Exercise objective: Give the data below again exactly as it stands. Omit the pictures.

Source records:
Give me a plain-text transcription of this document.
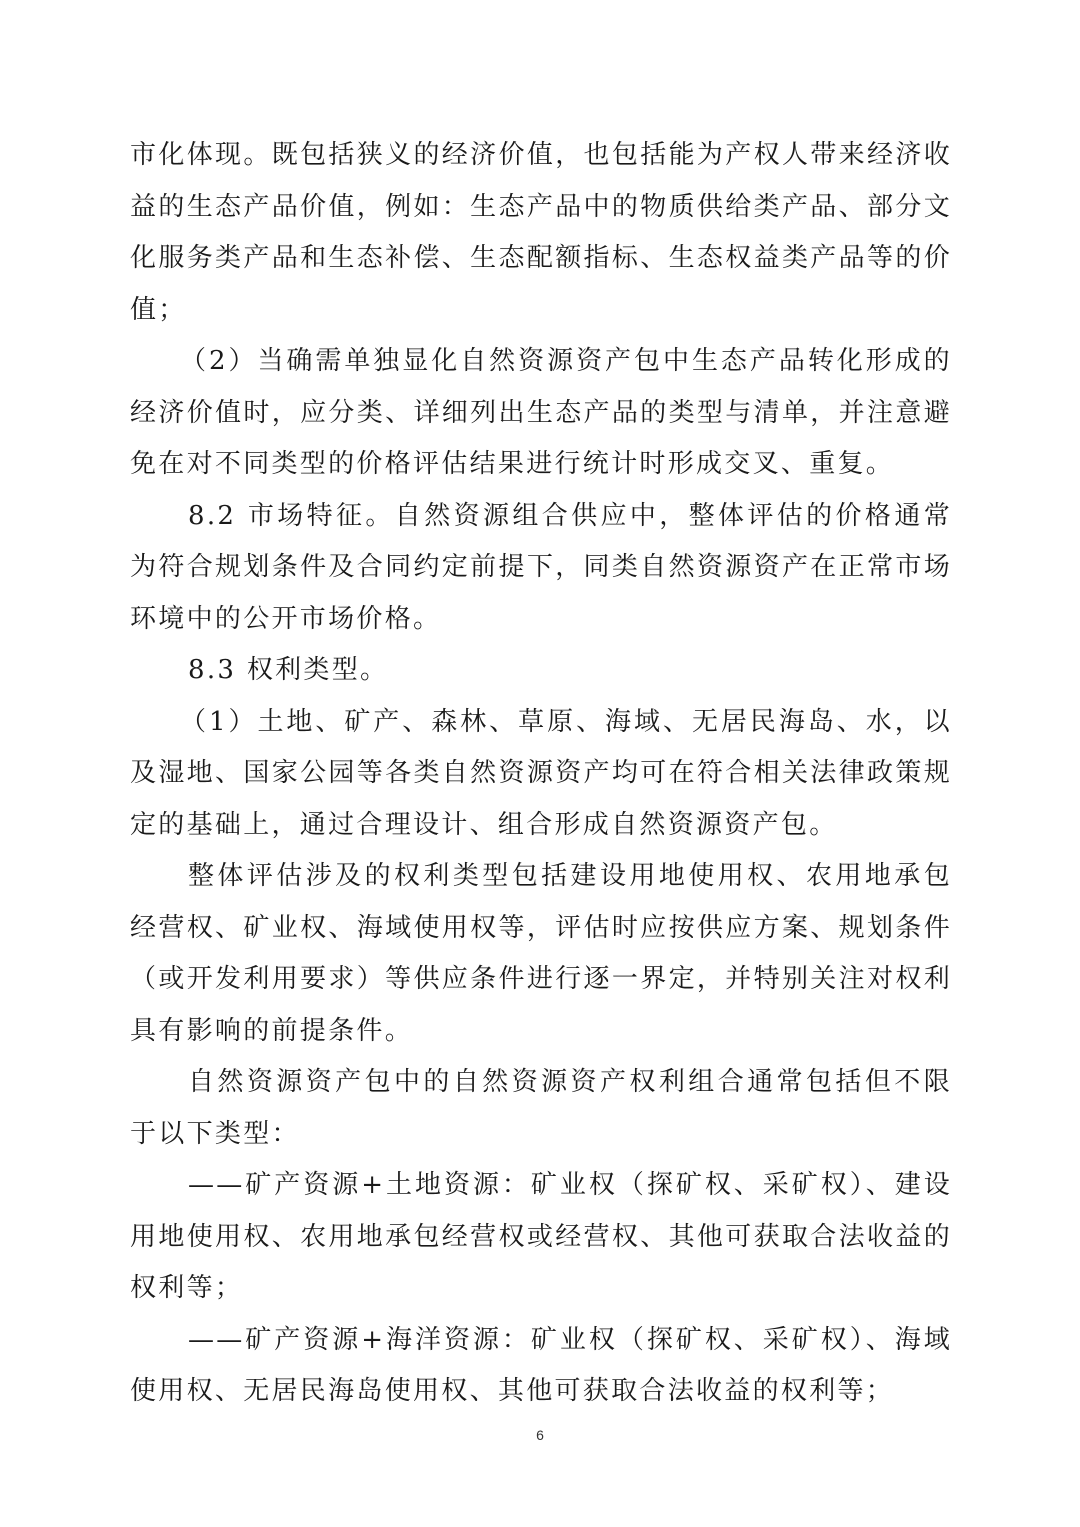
市化体现。既包括狭义的经济价值，也包括能为产权人带来经济收益的生态产品价值，例如：生态产品中的物质供给类产品、部分文化服务类产品和生态补偿、生态配额指标、生态权益类产品等的价值；

（2）当确需单独显化自然资源资产包中生态产品转化形成的经济价值时，应分类、详细列出生态产品的类型与清单，并注意避免在对不同类型的价格评估结果进行统计时形成交叉、重复。

8.2 市场特征。自然资源组合供应中，整体评估的价格通常为符合规划条件及合同约定前提下，同类自然资源资产在正常市场环境中的公开市场价格。

8.3 权利类型。

（1）土地、矿产、森林、草原、海域、无居民海岛、水，以及湿地、国家公园等各类自然资源资产均可在符合相关法律政策规定的基础上，通过合理设计、组合形成自然资源资产包。

整体评估涉及的权利类型包括建设用地使用权、农用地承包经营权、矿业权、海域使用权等，评估时应按供应方案、规划条件（或开发利用要求）等供应条件进行逐一界定，并特别关注对权利具有影响的前提条件。

自然资源资产包中的自然资源资产权利组合通常包括但不限于以下类型：

——矿产资源+土地资源：矿业权（探矿权、采矿权）、建设用地使用权、农用地承包经营权或经营权、其他可获取合法收益的权利等；

——矿产资源+海洋资源：矿业权（探矿权、采矿权）、海域使用权、无居民海岛使用权、其他可获取合法收益的权利等；

6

Response:
Give me a plain-text transcription of this document.
市化体现。既包括狭义的经济价值，也包括能为产权人带来经济收益的生态产品价值，例如：生态产品中的物质供给类产品、部分文化服务类产品和生态补偿、生态配额指标、生态权益类产品等的价值；

（2）当确需单独显化自然资源资产包中生态产品转化形成的经济价值时，应分类、详细列出生态产品的类型与清单，并注意避免在对不同类型的价格评估结果进行统计时形成交叉、重复。

8.2 市场特征。自然资源组合供应中，整体评估的价格通常为符合规划条件及合同约定前提下，同类自然资源资产在正常市场环境中的公开市场价格。

8.3 权利类型。

（1）土地、矿产、森林、草原、海域、无居民海岛、水，以及湿地、国家公园等各类自然资源资产均可在符合相关法律政策规定的基础上，通过合理设计、组合形成自然资源资产包。

整体评估涉及的权利类型包括建设用地使用权、农用地承包经营权、矿业权、海域使用权等，评估时应按供应方案、规划条件（或开发利用要求）等供应条件进行逐一界定，并特别关注对权利具有影响的前提条件。

自然资源资产包中的自然资源资产权利组合通常包括但不限于以下类型：

——矿产资源+土地资源：矿业权（探矿权、采矿权）、建设用地使用权、农用地承包经营权或经营权、其他可获取合法收益的权利等；

——矿产资源+海洋资源：矿业权（探矿权、采矿权）、海域使用权、无居民海岛使用权、其他可获取合法收益的权利等；

6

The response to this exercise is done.